**PASSAGE SHOWN**:
Question

Find the inverse function of f(x)= 1+squareroot of 1+2x

Answer 1

Answer:

Therefore the inverse function of  $f(x)=1+\sqrt{1+2x}$ is $\frac{x^2-2x}{2}$

Explanation:

We need to find the inverse of function $f(x)=1+\sqrt{1+2x}$

Function Inverse definition :

$\mathrm{If\:a\:function\:f\left(x\right)\:is\:mapping\:x\:to\:y,\:then\:the\:inverse\:functionof\:f\left(x\right)\:maps\:y\:back\:to\:x.}$

$y=1+\sqrt{1+2x}$$\mathrm{Interchange\:the\:variables}\:x\:\mathrm{and}\:y$

$x=1+\sqrt{1+2y}$

$\mathrm{Solve}\:x=1+\sqrt{1+2y}\:\mathrm{for}\:y$

$\mathrm{Subtract\:}1\mathrm{\:from\:both\:sides}$

$1+\sqrt{1+2y}-1=x-1$

Simplify

$\sqrt{1+2y}=x-1$

$\mathrm{Square\:both\:sides}$

$\left(\sqrt{1+2y}\right)^2=\left(x-1\right)^2$

$\mathrm{Expand\:}\left(\sqrt{1+2y}\right)^2:\quad 1+2y$

$\mathrm{Expand\:}\left(x-1\right)^2:\quad x^2-2x+1$

$1+2y=x^2-2x+1$

$\mathrm{Subtract\:}1\mathrm{\:from\:both\:sides}$

$1+2y-1=x^2-2x+1-1$

$\mathrm{Simplify}$

$2y=x^2-2x$

$\mathrm{Divide\:both\:sides\:by\:}2$

$\frac{2y}{2}=\frac{x^2}{2}-\frac{2x}{2}$

$\mathrm{Simplify}$

$y=\frac{x^2-2x}{2}$

Therefore the inverse function of $f(x)=1+\sqrt{1+2x}$ is $\frac{x^2-2x}{2}$

**STATED EXERCISE 1**: Copy the records from the line containing "tile-2024-6 xyxy=(292,84,333,120)" through the line containing "x-tick-label: 12 xyxy=(539,532,557,549)", reproducing each line without any change.

**EXERCISE INPUTS**:
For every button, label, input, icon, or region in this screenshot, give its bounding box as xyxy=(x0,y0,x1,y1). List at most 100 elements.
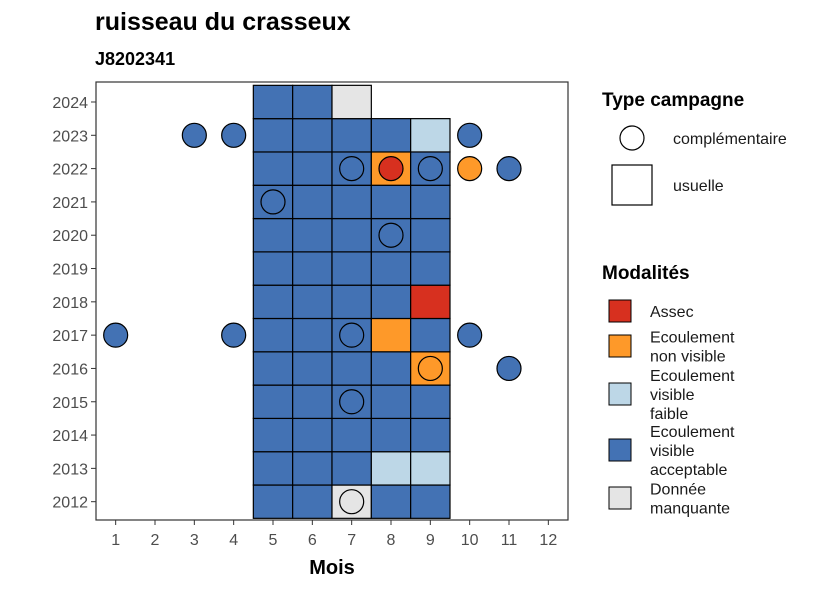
tile-2024-6 xyxy=(292,84,333,120)
x-tick-label: 5 xyxy=(269,532,278,549)
usuelle-tiles xyxy=(252,84,451,519)
tile-2019-6 xyxy=(292,251,333,286)
tile-2013-6 xyxy=(292,451,333,486)
legend-label-line: visible xyxy=(650,443,695,460)
point-2023-10 xyxy=(457,122,483,148)
tile-2015-6 xyxy=(292,384,333,420)
legend-label-assec: Assec xyxy=(650,304,694,321)
legend-key-faible xyxy=(608,382,632,406)
tile-2015-9 xyxy=(410,384,451,420)
x-tick-label: 12 xyxy=(539,532,557,549)
y-tick-label: 2022 xyxy=(52,162,88,179)
point-2020-8 xyxy=(378,222,404,248)
tile-2013-5 xyxy=(252,451,294,486)
plot-border xyxy=(95,81,569,521)
tile-2020-7 xyxy=(331,217,372,253)
legend-label-acceptable: Ecoulement visible acceptable xyxy=(650,424,735,479)
legend-label-line: complémentaire xyxy=(673,131,787,148)
y-tick-label: 2017 xyxy=(52,328,88,345)
tile-2014-8 xyxy=(370,417,412,453)
tile-2024-5 xyxy=(252,84,294,120)
chart-subtitle: J8202341 xyxy=(95,49,175,69)
x-tick-label: 8 xyxy=(387,532,396,549)
tile-2013-8 xyxy=(370,451,412,486)
y-tick-label: 2012 xyxy=(52,495,88,512)
tile-2019-9 xyxy=(410,251,451,286)
point-2023-4 xyxy=(221,122,247,148)
tile-2020-9 xyxy=(410,217,451,253)
y-tick-label: 2015 xyxy=(52,395,88,412)
tile-2018-5 xyxy=(252,284,294,320)
tile-2019-7 xyxy=(331,251,372,286)
tile-2023-5 xyxy=(252,118,294,153)
legend-label-line: manquante xyxy=(650,501,730,518)
tile-2012-6 xyxy=(292,484,333,519)
legend-label-line: usuelle xyxy=(673,178,724,195)
point-2022-7 xyxy=(339,156,365,182)
tile-2012-9 xyxy=(410,484,451,519)
point-2021-5 xyxy=(260,189,286,215)
legend-label-line: visible xyxy=(650,387,695,404)
tile-2021-7 xyxy=(331,184,372,220)
tile-2019-5 xyxy=(252,251,294,286)
y-tick-label: 2024 xyxy=(52,95,88,112)
tile-2020-5 xyxy=(252,217,294,253)
point-2023-3 xyxy=(181,122,207,148)
x-tick-label: 4 xyxy=(229,532,238,549)
legend-label-line: Assec xyxy=(650,304,694,321)
legend-label-line: Ecoulement xyxy=(650,330,735,347)
point-2017-1 xyxy=(103,322,129,348)
tile-2017-8 xyxy=(370,317,412,353)
y-tick-label: 2019 xyxy=(52,262,88,279)
legend-label-line: faible xyxy=(650,406,688,423)
y-axis: 2012 2013 2014 2015 2016 2017 2018 2019 2020 2021… xyxy=(52,95,96,512)
tile-2015-8 xyxy=(370,384,412,420)
legend-label-line: Donnée xyxy=(650,482,706,499)
legend-key-nonvisible xyxy=(608,334,632,358)
point-2016-9 xyxy=(417,355,443,382)
y-tick-label: 2018 xyxy=(52,295,88,312)
x-axis-title: Mois xyxy=(309,557,355,579)
chart-title: ruisseau du crasseux xyxy=(95,8,351,36)
tile-2013-9 xyxy=(410,451,451,486)
tile-2016-5 xyxy=(252,351,294,386)
tile-2014-6 xyxy=(292,417,333,453)
point-2017-10 xyxy=(457,322,483,348)
tile-2022-5 xyxy=(252,151,294,186)
legend-modalites-title: Modalités xyxy=(602,263,690,284)
tile-2015-5 xyxy=(252,384,294,420)
legend-key-manquante xyxy=(608,486,632,510)
tile-2020-6 xyxy=(292,217,333,253)
point-2012-7 xyxy=(339,489,365,515)
tile-2018-7 xyxy=(331,284,372,320)
legend-type-campagne-title: Type campagne xyxy=(602,90,744,111)
y-tick-label: 2013 xyxy=(52,461,88,478)
legend-type-campagne-label: complémentaire xyxy=(673,131,787,148)
legend-label-line: Ecoulement xyxy=(650,424,735,441)
legend-key-acceptable xyxy=(608,438,632,462)
tile-2023-7 xyxy=(331,118,372,153)
legend-label-line: acceptable xyxy=(650,462,727,479)
legend-type-campagne-label: usuelle xyxy=(673,178,724,195)
point-2017-7 xyxy=(339,322,365,348)
tile-2021-6 xyxy=(292,184,333,220)
y-tick-label: 2023 xyxy=(52,128,88,145)
tile-2023-6 xyxy=(292,118,333,153)
legend-modalites-keys xyxy=(608,299,632,510)
y-tick-label: 2014 xyxy=(52,428,88,445)
legend-label-nonvisible: Ecoulement non visible xyxy=(650,330,735,366)
point-2022-10 xyxy=(457,156,483,182)
y-tick-label: 2016 xyxy=(52,361,88,378)
tile-2014-9 xyxy=(410,417,451,453)
y-tick-label: 2021 xyxy=(52,195,88,212)
point-2022-8 xyxy=(378,156,404,182)
legend-label-line: Ecoulement xyxy=(650,368,735,385)
x-tick-label: 2 xyxy=(151,532,160,549)
tile-2012-8 xyxy=(370,484,412,519)
legend-modalites-labels: Assec Ecoulement non visible Ecoulement visi… xyxy=(650,304,735,518)
tile-2016-8 xyxy=(370,351,412,386)
x-tick-label: 6 xyxy=(308,532,317,549)
point-2022-9 xyxy=(417,156,443,182)
y-tick-label: 2020 xyxy=(52,228,88,245)
tile-2017-9 xyxy=(410,317,451,353)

**STATED EXERCISE 2**: Decide whether each statement agrees with the inverse-function solution, answering yes or no and quoting the words from it that settle the matter: (a) The question asks for the inverse of f(x)= 1+squareroot of 1+2x. (b) One step divides both sides by 3. (c) The solution interchanges the variables x and y.

**TASK RESPONSE 1**:
tile-2024-6 xyxy=(292,84,333,120)
x-tick-label: 5 xyxy=(269,532,278,549)
usuelle-tiles xyxy=(252,84,451,519)
tile-2019-6 xyxy=(292,251,333,286)
tile-2013-6 xyxy=(292,451,333,486)
legend-label-line: visible xyxy=(650,443,695,460)
point-2023-10 xyxy=(457,122,483,148)
tile-2015-6 xyxy=(292,384,333,420)
legend-label-assec: Assec xyxy=(650,304,694,321)
legend-key-faible xyxy=(608,382,632,406)
tile-2015-9 xyxy=(410,384,451,420)
x-tick-label: 12 xyxy=(539,532,557,549)

**TASK RESPONSE 2**:
(a) Yes: "Find the inverse function of f(x)= 1+squareroot of 1+2x"
(b) No: "$\mathrm{Divide\:both\:sides\:by\:}2$"
(c) Yes: "$\mathrm{Interchange\:the\:variables}\:x\:\mathrm{and}\:y$"